■ What you should do: Copy out each line of the data that holds the word "text".
__________
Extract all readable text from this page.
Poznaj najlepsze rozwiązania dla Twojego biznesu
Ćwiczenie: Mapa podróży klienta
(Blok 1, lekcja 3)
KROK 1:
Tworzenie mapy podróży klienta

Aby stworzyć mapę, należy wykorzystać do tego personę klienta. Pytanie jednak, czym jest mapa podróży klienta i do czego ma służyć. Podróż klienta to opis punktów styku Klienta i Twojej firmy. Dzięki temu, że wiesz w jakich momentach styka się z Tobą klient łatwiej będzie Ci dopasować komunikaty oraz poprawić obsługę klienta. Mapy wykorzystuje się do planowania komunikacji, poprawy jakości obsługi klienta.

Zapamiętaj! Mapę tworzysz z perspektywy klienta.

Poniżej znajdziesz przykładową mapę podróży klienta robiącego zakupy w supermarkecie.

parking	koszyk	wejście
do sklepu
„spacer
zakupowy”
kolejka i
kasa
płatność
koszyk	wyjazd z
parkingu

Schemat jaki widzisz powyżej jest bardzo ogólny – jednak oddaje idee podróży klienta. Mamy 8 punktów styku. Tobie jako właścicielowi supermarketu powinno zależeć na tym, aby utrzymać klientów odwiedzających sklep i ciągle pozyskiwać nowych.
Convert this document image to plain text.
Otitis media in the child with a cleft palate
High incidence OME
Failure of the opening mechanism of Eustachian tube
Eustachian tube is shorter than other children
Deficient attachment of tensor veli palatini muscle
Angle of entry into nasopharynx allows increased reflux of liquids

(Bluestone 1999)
__________
■ Completed task:
Extract all readable text from this page.
Convert this document image to plain text.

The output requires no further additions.